WRITTEN EXERCISE:
Return the records that follow, matching each one exactly.

Start of DATA SUPPLIED

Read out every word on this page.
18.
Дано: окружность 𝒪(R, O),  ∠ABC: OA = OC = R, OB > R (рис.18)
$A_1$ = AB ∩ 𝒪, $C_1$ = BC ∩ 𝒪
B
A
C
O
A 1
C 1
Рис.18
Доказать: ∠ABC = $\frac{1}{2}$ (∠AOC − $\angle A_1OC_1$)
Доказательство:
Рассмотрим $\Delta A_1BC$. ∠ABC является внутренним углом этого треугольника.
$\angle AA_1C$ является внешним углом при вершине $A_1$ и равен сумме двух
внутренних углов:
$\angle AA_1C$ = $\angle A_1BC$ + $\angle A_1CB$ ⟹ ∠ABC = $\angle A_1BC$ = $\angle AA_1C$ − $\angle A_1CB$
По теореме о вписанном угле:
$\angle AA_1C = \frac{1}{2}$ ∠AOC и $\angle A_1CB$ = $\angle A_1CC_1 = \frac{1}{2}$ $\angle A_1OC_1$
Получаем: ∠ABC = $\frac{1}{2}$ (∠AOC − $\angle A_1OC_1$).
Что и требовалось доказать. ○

End of DATA SUPPLIED

RESULT OF THIS TASK:
Read out every word on this page.
18.
Дано: окружность 𝒪(R, O),  ∠ABC: OA = OC = R, OB > R (рис.18)
$A_1$ = AB ∩ 𝒪, $C_1$ = BC ∩ 𝒪
B
A
C
O
A 1
C 1
Рис.18
Доказать: ∠ABC = $\frac{1}{2}$ (∠AOC − $\angle A_1OC_1$)
Доказательство:
Рассмотрим $\Delta A_1BC$. ∠ABC является внутренним углом этого треугольника.
$\angle AA_1C$ является внешним углом при вершине $A_1$ и равен сумме двух
внутренних углов:
$\angle AA_1C$ = $\angle A_1BC$ + $\angle A_1CB$ ⟹ ∠ABC = $\angle A_1BC$ = $\angle AA_1C$ − $\angle A_1CB$
По теореме о вписанном угле:
$\angle AA_1C = \frac{1}{2}$ ∠AOC и $\angle A_1CB$ = $\angle A_1CC_1 = \frac{1}{2}$ $\angle A_1OC_1$
Получаем: ∠ABC = $\frac{1}{2}$ (∠AOC − $\angle A_1OC_1$).
Что и требовалось доказать. ○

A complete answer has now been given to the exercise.